» Problem requirements
Say how many lines include the word "sabio", using only a number.

» Data to use
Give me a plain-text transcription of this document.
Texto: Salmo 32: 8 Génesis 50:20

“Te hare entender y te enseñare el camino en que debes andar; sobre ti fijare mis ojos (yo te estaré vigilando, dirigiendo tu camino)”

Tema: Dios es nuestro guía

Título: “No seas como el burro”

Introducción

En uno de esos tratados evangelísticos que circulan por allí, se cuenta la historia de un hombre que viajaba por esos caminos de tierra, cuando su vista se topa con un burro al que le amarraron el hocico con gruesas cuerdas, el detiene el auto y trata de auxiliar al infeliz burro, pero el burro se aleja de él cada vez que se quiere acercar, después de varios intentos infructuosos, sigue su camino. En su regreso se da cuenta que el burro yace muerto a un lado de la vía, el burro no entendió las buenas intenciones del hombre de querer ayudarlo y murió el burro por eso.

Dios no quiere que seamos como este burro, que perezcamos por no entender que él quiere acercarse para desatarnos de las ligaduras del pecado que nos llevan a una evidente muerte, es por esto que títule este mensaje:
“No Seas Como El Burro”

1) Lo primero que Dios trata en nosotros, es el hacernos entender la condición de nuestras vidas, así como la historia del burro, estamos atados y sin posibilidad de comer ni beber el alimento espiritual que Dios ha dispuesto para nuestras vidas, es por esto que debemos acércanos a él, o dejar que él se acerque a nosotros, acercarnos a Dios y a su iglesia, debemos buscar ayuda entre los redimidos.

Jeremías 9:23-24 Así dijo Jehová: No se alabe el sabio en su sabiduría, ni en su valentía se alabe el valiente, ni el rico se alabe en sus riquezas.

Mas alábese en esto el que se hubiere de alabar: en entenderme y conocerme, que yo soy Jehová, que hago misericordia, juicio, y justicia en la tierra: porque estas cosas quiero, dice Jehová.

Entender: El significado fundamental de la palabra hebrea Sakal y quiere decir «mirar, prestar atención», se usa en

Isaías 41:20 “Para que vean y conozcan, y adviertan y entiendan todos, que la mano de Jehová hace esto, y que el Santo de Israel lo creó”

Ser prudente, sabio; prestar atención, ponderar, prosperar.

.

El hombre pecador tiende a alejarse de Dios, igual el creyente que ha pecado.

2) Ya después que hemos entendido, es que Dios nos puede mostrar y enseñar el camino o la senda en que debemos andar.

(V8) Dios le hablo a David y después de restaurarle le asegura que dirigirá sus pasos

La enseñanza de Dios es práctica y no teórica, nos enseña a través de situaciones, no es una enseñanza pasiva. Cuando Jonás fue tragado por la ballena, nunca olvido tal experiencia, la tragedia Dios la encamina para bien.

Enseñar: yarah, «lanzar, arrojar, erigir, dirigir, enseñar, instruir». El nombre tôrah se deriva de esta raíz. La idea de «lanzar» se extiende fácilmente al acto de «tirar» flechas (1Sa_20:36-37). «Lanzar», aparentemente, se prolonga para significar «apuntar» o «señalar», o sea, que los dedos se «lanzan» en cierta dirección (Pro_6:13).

» The result
2